Exercise >>
This exercise asks for the entries below to be printed exactly.
=== Begin Enclosure ===
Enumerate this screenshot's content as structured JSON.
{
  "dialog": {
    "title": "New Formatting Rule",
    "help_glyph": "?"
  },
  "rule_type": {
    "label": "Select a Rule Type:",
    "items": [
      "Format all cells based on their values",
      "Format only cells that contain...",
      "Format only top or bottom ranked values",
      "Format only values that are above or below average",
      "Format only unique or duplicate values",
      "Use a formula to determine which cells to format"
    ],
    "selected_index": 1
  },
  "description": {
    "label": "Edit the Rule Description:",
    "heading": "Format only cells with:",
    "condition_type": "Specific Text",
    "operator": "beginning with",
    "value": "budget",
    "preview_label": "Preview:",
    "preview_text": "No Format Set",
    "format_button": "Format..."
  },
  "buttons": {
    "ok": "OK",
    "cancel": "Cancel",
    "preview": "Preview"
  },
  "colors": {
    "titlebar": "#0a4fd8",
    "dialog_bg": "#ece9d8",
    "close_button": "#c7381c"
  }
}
=== End Enclosure ===
Task solution >>
Enumerate this screenshot's content as structured JSON.
{
  "dialog": {
    "title": "New Formatting Rule",
    "help_glyph": "?"
  },
  "rule_type": {
    "label": "Select a Rule Type:",
    "items": [
      "Format all cells based on their values",
      "Format only cells that contain...",
      "Format only top or bottom ranked values",
      "Format only values that are above or below average",
      "Format only unique or duplicate values",
      "Use a formula to determine which cells to format"
    ],
    "selected_index": 1
  },
  "description": {
    "label": "Edit the Rule Description:",
    "heading": "Format only cells with:",
    "condition_type": "Specific Text",
    "operator": "beginning with",
    "value": "budget",
    "preview_label": "Preview:",
    "preview_text": "No Format Set",
    "format_button": "Format..."
  },
  "buttons": {
    "ok": "OK",
    "cancel": "Cancel",
    "preview": "Preview"
  },
  "colors": {
    "titlebar": "#0a4fd8",
    "dialog_bg": "#ece9d8",
    "close_button": "#c7381c"
  }
}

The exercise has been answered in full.